- _What this task involves_
Determine how many lines include the string "Scattering". Output that number only.

┌─ Data records

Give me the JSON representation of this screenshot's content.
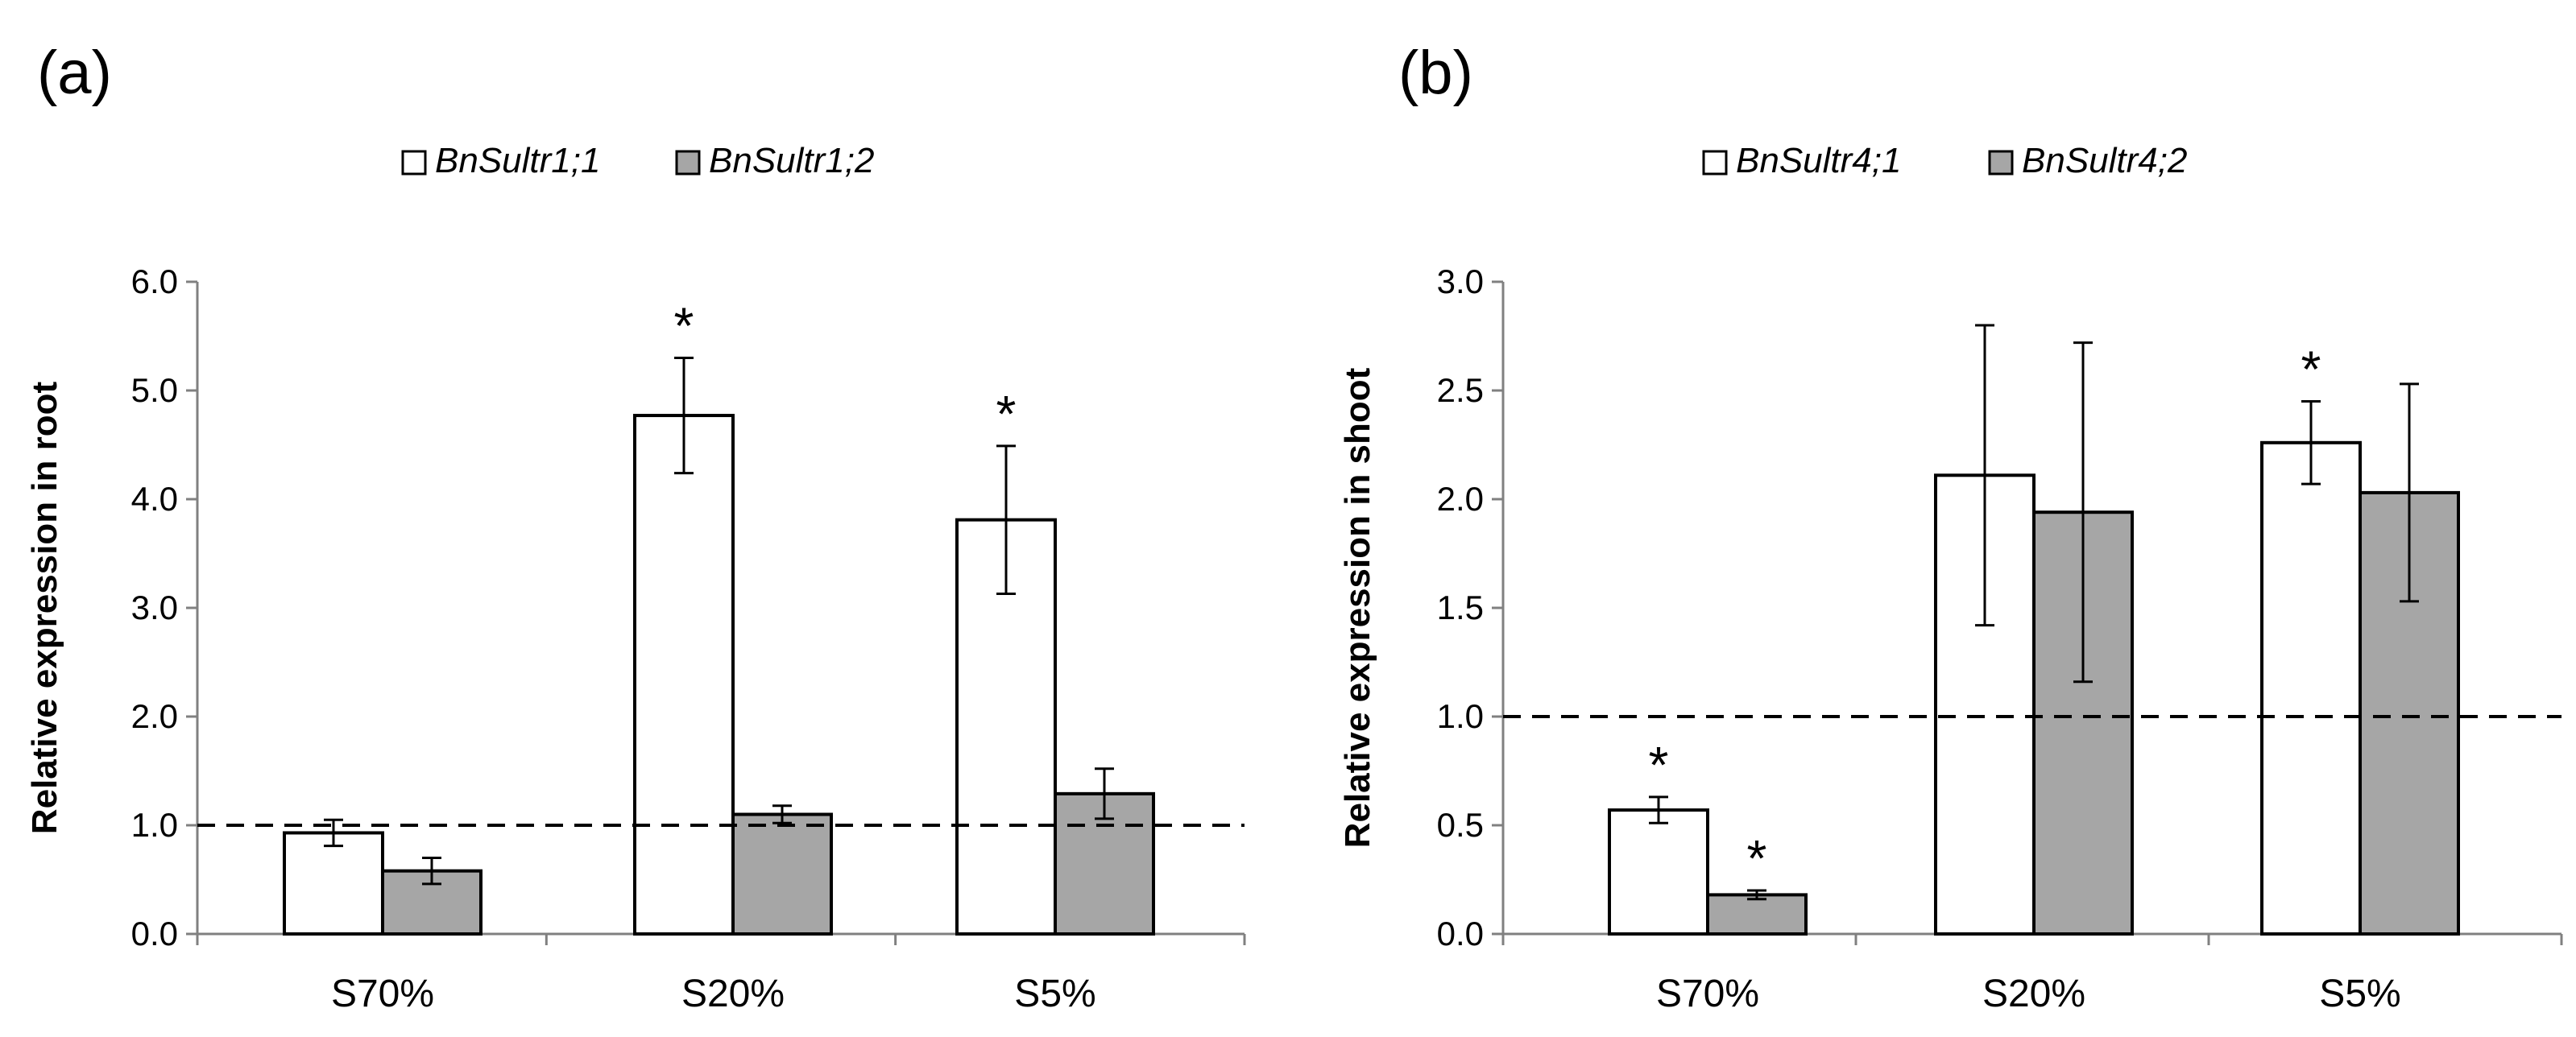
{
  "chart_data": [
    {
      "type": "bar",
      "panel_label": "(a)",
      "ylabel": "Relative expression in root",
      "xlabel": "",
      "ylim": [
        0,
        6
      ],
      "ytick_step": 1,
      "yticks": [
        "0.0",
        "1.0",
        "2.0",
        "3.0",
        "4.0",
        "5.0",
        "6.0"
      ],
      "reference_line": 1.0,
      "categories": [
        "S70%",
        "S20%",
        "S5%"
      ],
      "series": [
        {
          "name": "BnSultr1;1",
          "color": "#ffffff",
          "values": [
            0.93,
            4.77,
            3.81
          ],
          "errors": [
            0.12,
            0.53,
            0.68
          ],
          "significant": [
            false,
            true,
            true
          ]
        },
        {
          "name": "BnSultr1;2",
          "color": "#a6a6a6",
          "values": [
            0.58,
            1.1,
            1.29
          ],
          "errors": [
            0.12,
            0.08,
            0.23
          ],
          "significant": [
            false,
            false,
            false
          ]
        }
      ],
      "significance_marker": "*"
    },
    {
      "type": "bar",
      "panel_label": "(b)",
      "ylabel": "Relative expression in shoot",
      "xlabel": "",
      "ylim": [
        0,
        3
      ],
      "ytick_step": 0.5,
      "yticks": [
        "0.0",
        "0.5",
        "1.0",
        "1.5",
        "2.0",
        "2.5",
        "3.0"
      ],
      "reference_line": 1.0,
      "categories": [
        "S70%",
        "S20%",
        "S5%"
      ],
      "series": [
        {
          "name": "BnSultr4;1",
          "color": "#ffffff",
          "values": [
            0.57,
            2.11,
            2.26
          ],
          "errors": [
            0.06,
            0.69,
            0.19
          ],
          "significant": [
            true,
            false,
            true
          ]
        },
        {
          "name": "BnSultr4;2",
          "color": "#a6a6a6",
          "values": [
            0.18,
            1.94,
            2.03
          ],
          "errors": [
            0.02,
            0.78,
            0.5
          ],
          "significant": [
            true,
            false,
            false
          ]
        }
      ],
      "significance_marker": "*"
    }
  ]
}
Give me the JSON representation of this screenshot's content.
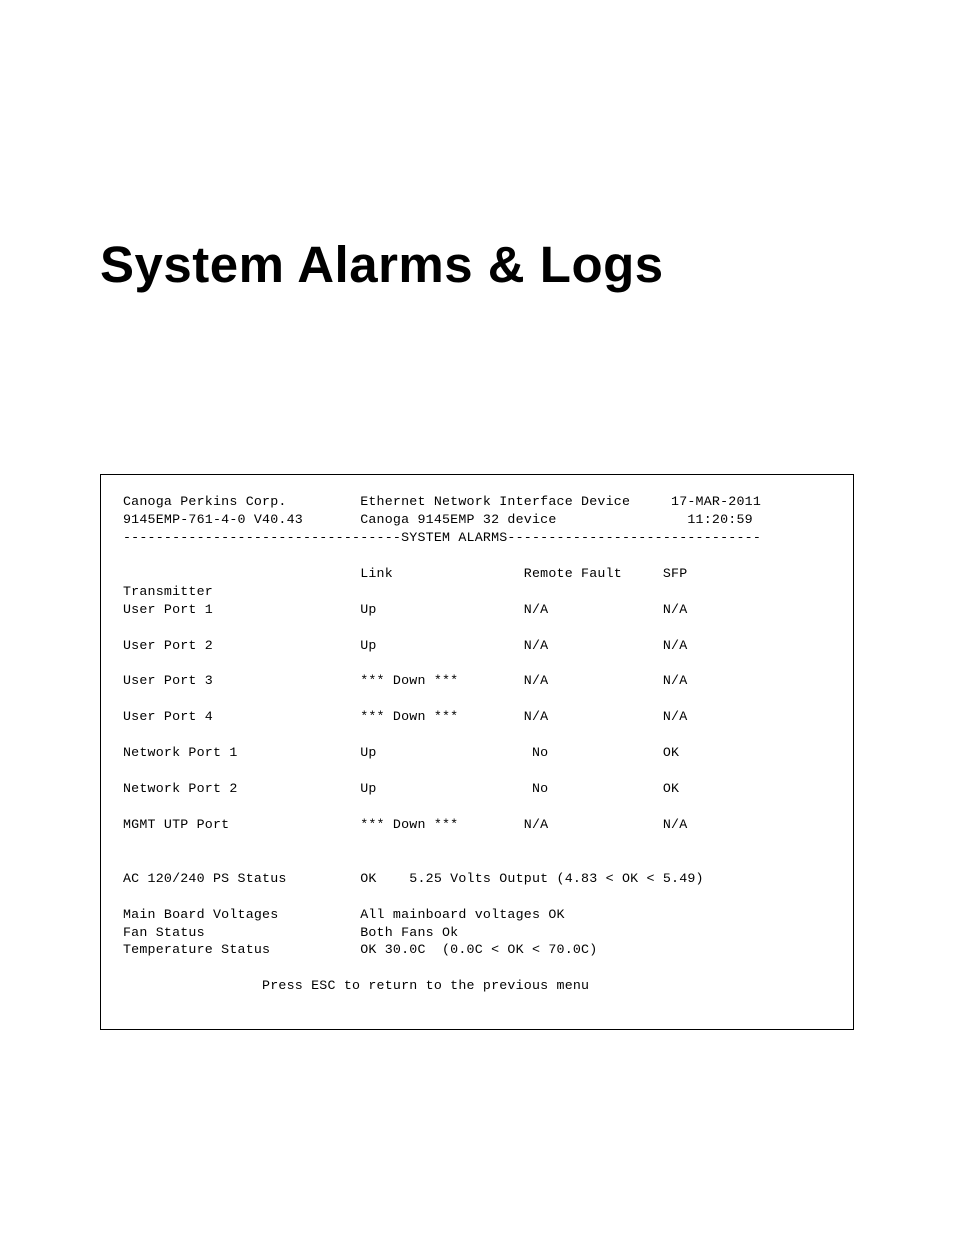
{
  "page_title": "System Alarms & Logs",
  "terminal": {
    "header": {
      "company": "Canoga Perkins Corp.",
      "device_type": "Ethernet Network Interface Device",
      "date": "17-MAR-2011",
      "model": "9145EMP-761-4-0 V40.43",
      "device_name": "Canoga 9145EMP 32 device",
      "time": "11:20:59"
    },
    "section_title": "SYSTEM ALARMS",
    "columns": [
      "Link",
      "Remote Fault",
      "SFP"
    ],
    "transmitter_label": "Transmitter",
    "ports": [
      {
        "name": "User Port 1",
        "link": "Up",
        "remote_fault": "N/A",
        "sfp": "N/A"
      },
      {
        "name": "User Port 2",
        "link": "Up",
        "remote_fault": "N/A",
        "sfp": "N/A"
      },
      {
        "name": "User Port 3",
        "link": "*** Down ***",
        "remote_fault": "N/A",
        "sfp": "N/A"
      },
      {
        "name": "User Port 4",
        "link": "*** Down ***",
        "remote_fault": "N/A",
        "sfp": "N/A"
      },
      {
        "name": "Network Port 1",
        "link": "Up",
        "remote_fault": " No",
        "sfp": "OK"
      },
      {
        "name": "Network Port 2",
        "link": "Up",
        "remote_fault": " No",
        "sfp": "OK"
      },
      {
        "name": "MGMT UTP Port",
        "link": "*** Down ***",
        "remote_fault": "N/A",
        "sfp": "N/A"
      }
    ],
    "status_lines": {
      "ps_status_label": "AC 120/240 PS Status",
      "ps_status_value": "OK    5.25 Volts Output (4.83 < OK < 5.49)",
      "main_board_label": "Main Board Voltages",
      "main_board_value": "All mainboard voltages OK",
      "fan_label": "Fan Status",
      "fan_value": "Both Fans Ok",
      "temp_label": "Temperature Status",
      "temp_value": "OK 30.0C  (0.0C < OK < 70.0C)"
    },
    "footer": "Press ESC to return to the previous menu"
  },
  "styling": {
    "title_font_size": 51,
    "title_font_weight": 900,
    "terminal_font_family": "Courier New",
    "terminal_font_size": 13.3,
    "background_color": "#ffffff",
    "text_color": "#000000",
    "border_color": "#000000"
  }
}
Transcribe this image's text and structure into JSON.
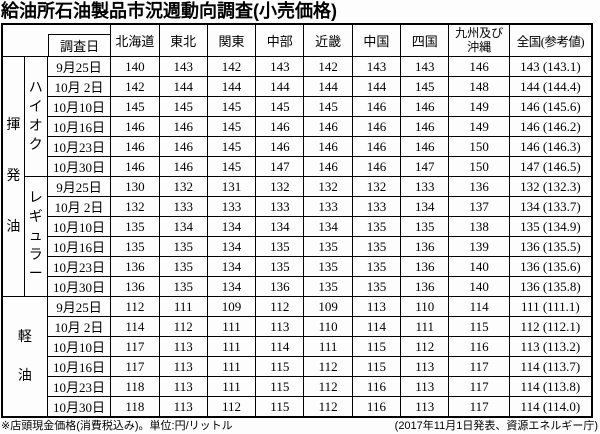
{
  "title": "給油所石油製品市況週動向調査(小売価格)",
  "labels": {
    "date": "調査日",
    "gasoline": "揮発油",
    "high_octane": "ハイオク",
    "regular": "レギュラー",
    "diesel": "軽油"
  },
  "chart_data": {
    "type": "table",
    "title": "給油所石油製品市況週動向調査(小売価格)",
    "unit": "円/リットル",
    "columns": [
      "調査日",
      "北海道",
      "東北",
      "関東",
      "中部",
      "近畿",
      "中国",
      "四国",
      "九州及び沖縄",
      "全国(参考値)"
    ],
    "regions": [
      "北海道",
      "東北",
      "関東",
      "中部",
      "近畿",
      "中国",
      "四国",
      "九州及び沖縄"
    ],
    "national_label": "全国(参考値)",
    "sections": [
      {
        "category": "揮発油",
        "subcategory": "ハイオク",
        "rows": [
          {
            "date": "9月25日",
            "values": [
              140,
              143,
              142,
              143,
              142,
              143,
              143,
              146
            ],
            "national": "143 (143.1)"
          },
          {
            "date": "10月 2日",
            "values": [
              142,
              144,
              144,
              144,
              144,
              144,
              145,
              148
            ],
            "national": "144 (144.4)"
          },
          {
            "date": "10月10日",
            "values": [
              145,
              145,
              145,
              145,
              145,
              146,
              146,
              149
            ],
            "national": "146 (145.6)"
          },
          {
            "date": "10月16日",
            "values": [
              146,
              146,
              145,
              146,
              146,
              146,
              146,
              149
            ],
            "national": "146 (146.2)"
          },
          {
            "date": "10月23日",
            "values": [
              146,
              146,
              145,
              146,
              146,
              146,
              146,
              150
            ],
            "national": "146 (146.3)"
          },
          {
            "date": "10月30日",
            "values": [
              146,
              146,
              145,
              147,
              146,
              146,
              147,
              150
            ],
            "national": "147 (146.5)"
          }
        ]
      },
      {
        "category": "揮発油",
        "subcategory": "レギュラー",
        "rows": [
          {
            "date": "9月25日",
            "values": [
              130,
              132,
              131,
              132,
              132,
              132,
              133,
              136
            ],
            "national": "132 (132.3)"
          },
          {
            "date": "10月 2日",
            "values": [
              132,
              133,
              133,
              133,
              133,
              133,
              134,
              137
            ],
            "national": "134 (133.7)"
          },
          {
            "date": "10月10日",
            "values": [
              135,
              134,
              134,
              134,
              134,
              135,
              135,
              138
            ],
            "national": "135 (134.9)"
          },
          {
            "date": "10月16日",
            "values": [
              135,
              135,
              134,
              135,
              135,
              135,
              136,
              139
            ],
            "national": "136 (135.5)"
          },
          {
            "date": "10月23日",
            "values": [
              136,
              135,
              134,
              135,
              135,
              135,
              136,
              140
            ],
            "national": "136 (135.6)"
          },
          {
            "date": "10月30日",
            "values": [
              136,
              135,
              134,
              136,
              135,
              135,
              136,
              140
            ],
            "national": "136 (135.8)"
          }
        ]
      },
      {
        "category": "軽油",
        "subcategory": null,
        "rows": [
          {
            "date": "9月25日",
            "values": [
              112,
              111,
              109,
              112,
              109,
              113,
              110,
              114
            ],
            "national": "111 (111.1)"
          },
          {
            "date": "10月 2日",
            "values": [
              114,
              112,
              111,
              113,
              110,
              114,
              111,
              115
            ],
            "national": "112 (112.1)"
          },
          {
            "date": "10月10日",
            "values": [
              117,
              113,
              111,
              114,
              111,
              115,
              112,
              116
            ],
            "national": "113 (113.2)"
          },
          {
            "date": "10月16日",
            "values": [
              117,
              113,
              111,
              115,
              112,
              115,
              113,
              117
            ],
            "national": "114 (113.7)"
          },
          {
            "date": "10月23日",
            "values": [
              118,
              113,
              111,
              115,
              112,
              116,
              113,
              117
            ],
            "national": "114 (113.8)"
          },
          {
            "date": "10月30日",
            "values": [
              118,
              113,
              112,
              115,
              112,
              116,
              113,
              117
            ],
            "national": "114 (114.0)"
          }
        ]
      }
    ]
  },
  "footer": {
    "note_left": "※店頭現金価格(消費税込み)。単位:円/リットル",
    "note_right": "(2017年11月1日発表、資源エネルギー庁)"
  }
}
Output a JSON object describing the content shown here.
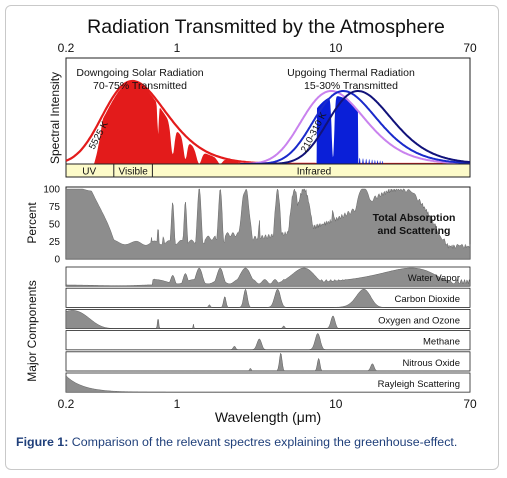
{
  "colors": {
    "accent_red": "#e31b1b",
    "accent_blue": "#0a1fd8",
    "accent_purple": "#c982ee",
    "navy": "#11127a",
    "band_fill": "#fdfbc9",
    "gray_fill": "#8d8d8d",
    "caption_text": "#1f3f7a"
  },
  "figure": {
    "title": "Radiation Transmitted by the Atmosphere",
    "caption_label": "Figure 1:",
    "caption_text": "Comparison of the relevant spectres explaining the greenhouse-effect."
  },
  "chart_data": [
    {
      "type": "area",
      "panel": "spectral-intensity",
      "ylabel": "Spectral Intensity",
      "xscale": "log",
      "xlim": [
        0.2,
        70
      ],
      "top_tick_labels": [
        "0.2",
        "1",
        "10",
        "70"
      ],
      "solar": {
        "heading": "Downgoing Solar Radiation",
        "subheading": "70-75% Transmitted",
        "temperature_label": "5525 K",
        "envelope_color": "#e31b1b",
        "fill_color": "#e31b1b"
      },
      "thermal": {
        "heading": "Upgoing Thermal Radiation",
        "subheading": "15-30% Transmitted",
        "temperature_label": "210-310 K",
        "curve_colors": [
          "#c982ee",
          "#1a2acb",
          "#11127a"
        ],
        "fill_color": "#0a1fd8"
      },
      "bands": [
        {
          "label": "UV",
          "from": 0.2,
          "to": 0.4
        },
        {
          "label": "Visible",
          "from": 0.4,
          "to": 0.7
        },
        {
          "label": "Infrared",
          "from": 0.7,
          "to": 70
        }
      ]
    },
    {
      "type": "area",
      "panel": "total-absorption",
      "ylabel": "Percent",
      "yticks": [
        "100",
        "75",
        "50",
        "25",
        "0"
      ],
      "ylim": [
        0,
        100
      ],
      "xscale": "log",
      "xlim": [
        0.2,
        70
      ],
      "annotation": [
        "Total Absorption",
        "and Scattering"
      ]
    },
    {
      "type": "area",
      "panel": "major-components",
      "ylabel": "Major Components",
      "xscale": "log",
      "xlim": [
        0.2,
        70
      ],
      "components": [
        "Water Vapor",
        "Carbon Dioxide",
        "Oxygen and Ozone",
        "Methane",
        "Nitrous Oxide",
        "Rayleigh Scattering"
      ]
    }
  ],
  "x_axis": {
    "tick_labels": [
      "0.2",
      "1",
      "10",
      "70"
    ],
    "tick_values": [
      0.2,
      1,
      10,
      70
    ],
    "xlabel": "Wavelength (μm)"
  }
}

└─

- _Solution for this task_
2